Recorded data:
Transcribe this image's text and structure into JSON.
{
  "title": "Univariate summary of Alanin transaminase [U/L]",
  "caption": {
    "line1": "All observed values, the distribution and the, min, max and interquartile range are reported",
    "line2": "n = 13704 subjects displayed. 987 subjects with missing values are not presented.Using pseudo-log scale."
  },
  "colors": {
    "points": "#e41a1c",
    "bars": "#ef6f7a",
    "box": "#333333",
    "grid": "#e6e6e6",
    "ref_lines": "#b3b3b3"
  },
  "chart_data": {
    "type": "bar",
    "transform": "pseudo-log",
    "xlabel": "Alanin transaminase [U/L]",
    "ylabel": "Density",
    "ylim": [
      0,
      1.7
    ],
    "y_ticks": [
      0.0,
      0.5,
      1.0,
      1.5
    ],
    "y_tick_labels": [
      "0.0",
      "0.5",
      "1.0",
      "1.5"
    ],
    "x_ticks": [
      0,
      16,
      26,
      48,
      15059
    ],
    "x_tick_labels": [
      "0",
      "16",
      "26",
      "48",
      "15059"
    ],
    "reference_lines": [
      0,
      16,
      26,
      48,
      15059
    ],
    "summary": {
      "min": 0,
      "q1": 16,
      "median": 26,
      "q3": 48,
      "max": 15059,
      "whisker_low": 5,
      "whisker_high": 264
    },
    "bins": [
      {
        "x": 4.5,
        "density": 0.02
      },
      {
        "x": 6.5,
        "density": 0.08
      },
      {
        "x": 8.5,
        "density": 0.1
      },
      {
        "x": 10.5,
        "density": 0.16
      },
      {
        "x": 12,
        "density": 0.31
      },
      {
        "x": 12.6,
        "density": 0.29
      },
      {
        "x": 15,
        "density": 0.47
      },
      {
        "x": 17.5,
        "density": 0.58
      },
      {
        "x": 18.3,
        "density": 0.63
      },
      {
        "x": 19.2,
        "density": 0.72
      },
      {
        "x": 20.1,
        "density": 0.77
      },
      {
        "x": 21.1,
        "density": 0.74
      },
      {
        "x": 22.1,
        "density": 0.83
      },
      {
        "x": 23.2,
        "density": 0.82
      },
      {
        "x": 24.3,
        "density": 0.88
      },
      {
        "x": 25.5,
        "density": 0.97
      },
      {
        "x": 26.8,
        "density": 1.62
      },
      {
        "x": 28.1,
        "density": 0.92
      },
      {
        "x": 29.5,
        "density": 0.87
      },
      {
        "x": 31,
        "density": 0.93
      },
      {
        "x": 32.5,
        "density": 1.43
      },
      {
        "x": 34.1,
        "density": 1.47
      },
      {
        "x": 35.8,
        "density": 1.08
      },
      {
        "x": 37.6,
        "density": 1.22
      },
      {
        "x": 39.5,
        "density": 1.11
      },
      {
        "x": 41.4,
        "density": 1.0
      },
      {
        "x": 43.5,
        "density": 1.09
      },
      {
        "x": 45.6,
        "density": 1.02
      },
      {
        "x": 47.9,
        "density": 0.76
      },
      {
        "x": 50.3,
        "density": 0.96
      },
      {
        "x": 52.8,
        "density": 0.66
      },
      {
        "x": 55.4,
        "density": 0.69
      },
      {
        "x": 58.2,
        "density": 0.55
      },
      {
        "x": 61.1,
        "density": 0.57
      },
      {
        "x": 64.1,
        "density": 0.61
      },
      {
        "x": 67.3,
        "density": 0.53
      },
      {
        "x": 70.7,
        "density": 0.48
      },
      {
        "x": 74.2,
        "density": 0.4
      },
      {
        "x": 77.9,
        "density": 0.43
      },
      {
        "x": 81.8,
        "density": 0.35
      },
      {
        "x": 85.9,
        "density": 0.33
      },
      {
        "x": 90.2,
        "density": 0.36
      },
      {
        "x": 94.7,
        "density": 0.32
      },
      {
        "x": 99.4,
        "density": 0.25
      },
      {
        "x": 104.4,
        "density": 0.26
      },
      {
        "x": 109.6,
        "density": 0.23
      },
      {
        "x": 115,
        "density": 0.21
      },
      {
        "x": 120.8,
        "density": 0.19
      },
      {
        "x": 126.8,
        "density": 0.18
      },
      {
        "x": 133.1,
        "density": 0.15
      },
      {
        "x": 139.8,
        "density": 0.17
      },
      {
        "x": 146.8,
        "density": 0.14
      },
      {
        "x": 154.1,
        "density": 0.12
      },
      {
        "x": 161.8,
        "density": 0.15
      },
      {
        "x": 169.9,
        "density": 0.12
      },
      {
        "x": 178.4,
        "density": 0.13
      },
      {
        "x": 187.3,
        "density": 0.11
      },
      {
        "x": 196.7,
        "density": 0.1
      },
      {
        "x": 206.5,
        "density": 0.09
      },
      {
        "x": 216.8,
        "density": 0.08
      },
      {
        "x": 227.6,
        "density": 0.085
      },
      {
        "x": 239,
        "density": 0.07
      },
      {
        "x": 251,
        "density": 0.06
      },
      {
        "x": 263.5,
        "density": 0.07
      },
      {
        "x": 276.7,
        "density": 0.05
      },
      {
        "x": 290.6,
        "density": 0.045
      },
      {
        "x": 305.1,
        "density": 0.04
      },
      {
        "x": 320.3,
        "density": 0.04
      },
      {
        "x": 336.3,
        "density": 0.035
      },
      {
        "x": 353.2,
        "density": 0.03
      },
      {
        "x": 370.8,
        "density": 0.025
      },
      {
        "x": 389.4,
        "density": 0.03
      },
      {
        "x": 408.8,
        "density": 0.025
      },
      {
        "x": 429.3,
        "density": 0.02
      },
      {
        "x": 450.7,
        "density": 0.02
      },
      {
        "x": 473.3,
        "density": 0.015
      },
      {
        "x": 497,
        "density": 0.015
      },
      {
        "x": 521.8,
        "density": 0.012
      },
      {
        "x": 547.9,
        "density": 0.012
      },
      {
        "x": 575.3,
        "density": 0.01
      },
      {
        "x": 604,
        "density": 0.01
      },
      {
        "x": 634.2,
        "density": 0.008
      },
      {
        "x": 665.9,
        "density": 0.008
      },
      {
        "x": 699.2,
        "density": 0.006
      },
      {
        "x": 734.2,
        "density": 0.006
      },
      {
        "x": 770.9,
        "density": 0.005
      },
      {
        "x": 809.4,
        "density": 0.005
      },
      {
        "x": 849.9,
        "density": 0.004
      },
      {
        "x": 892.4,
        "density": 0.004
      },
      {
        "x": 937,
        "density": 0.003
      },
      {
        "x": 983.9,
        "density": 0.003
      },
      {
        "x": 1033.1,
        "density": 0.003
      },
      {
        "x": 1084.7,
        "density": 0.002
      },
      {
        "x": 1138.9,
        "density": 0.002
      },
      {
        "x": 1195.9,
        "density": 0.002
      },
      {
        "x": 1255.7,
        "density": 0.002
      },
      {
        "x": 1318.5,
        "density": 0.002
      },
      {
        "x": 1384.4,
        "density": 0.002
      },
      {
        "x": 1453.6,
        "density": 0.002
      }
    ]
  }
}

TASK GOAL =
From the first line to the last, retype the data exactly.

EXERCISE ANSWER =
Transcribe this image's text and structure into JSON.
{
  "title": "Univariate summary of Alanin transaminase [U/L]",
  "caption": {
    "line1": "All observed values, the distribution and the, min, max and interquartile range are reported",
    "line2": "n = 13704 subjects displayed. 987 subjects with missing values are not presented.Using pseudo-log scale."
  },
  "colors": {
    "points": "#e41a1c",
    "bars": "#ef6f7a",
    "box": "#333333",
    "grid": "#e6e6e6",
    "ref_lines": "#b3b3b3"
  },
  "chart_data": {
    "type": "bar",
    "transform": "pseudo-log",
    "xlabel": "Alanin transaminase [U/L]",
    "ylabel": "Density",
    "ylim": [
      0,
      1.7
    ],
    "y_ticks": [
      0.0,
      0.5,
      1.0,
      1.5
    ],
    "y_tick_labels": [
      "0.0",
      "0.5",
      "1.0",
      "1.5"
    ],
    "x_ticks": [
      0,
      16,
      26,
      48,
      15059
    ],
    "x_tick_labels": [
      "0",
      "16",
      "26",
      "48",
      "15059"
    ],
    "reference_lines": [
      0,
      16,
      26,
      48,
      15059
    ],
    "summary": {
      "min": 0,
      "q1": 16,
      "median": 26,
      "q3": 48,
      "max": 15059,
      "whisker_low": 5,
      "whisker_high": 264
    },
    "bins": [
      {
        "x": 4.5,
        "density": 0.02
      },
      {
        "x": 6.5,
        "density": 0.08
      },
      {
        "x": 8.5,
        "density": 0.1
      },
      {
        "x": 10.5,
        "density": 0.16
      },
      {
        "x": 12,
        "density": 0.31
      },
      {
        "x": 12.6,
        "density": 0.29
      },
      {
        "x": 15,
        "density": 0.47
      },
      {
        "x": 17.5,
        "density": 0.58
      },
      {
        "x": 18.3,
        "density": 0.63
      },
      {
        "x": 19.2,
        "density": 0.72
      },
      {
        "x": 20.1,
        "density": 0.77
      },
      {
        "x": 21.1,
        "density": 0.74
      },
      {
        "x": 22.1,
        "density": 0.83
      },
      {
        "x": 23.2,
        "density": 0.82
      },
      {
        "x": 24.3,
        "density": 0.88
      },
      {
        "x": 25.5,
        "density": 0.97
      },
      {
        "x": 26.8,
        "density": 1.62
      },
      {
        "x": 28.1,
        "density": 0.92
      },
      {
        "x": 29.5,
        "density": 0.87
      },
      {
        "x": 31,
        "density": 0.93
      },
      {
        "x": 32.5,
        "density": 1.43
      },
      {
        "x": 34.1,
        "density": 1.47
      },
      {
        "x": 35.8,
        "density": 1.08
      },
      {
        "x": 37.6,
        "density": 1.22
      },
      {
        "x": 39.5,
        "density": 1.11
      },
      {
        "x": 41.4,
        "density": 1.0
      },
      {
        "x": 43.5,
        "density": 1.09
      },
      {
        "x": 45.6,
        "density": 1.02
      },
      {
        "x": 47.9,
        "density": 0.76
      },
      {
        "x": 50.3,
        "density": 0.96
      },
      {
        "x": 52.8,
        "density": 0.66
      },
      {
        "x": 55.4,
        "density": 0.69
      },
      {
        "x": 58.2,
        "density": 0.55
      },
      {
        "x": 61.1,
        "density": 0.57
      },
      {
        "x": 64.1,
        "density": 0.61
      },
      {
        "x": 67.3,
        "density": 0.53
      },
      {
        "x": 70.7,
        "density": 0.48
      },
      {
        "x": 74.2,
        "density": 0.4
      },
      {
        "x": 77.9,
        "density": 0.43
      },
      {
        "x": 81.8,
        "density": 0.35
      },
      {
        "x": 85.9,
        "density": 0.33
      },
      {
        "x": 90.2,
        "density": 0.36
      },
      {
        "x": 94.7,
        "density": 0.32
      },
      {
        "x": 99.4,
        "density": 0.25
      },
      {
        "x": 104.4,
        "density": 0.26
      },
      {
        "x": 109.6,
        "density": 0.23
      },
      {
        "x": 115,
        "density": 0.21
      },
      {
        "x": 120.8,
        "density": 0.19
      },
      {
        "x": 126.8,
        "density": 0.18
      },
      {
        "x": 133.1,
        "density": 0.15
      },
      {
        "x": 139.8,
        "density": 0.17
      },
      {
        "x": 146.8,
        "density": 0.14
      },
      {
        "x": 154.1,
        "density": 0.12
      },
      {
        "x": 161.8,
        "density": 0.15
      },
      {
        "x": 169.9,
        "density": 0.12
      },
      {
        "x": 178.4,
        "density": 0.13
      },
      {
        "x": 187.3,
        "density": 0.11
      },
      {
        "x": 196.7,
        "density": 0.1
      },
      {
        "x": 206.5,
        "density": 0.09
      },
      {
        "x": 216.8,
        "density": 0.08
      },
      {
        "x": 227.6,
        "density": 0.085
      },
      {
        "x": 239,
        "density": 0.07
      },
      {
        "x": 251,
        "density": 0.06
      },
      {
        "x": 263.5,
        "density": 0.07
      },
      {
        "x": 276.7,
        "density": 0.05
      },
      {
        "x": 290.6,
        "density": 0.045
      },
      {
        "x": 305.1,
        "density": 0.04
      },
      {
        "x": 320.3,
        "density": 0.04
      },
      {
        "x": 336.3,
        "density": 0.035
      },
      {
        "x": 353.2,
        "density": 0.03
      },
      {
        "x": 370.8,
        "density": 0.025
      },
      {
        "x": 389.4,
        "density": 0.03
      },
      {
        "x": 408.8,
        "density": 0.025
      },
      {
        "x": 429.3,
        "density": 0.02
      },
      {
        "x": 450.7,
        "density": 0.02
      },
      {
        "x": 473.3,
        "density": 0.015
      },
      {
        "x": 497,
        "density": 0.015
      },
      {
        "x": 521.8,
        "density": 0.012
      },
      {
        "x": 547.9,
        "density": 0.012
      },
      {
        "x": 575.3,
        "density": 0.01
      },
      {
        "x": 604,
        "density": 0.01
      },
      {
        "x": 634.2,
        "density": 0.008
      },
      {
        "x": 665.9,
        "density": 0.008
      },
      {
        "x": 699.2,
        "density": 0.006
      },
      {
        "x": 734.2,
        "density": 0.006
      },
      {
        "x": 770.9,
        "density": 0.005
      },
      {
        "x": 809.4,
        "density": 0.005
      },
      {
        "x": 849.9,
        "density": 0.004
      },
      {
        "x": 892.4,
        "density": 0.004
      },
      {
        "x": 937,
        "density": 0.003
      },
      {
        "x": 983.9,
        "density": 0.003
      },
      {
        "x": 1033.1,
        "density": 0.003
      },
      {
        "x": 1084.7,
        "density": 0.002
      },
      {
        "x": 1138.9,
        "density": 0.002
      },
      {
        "x": 1195.9,
        "density": 0.002
      },
      {
        "x": 1255.7,
        "density": 0.002
      },
      {
        "x": 1318.5,
        "density": 0.002
      },
      {
        "x": 1384.4,
        "density": 0.002
      },
      {
        "x": 1453.6,
        "density": 0.002
      }
    ]
  }
}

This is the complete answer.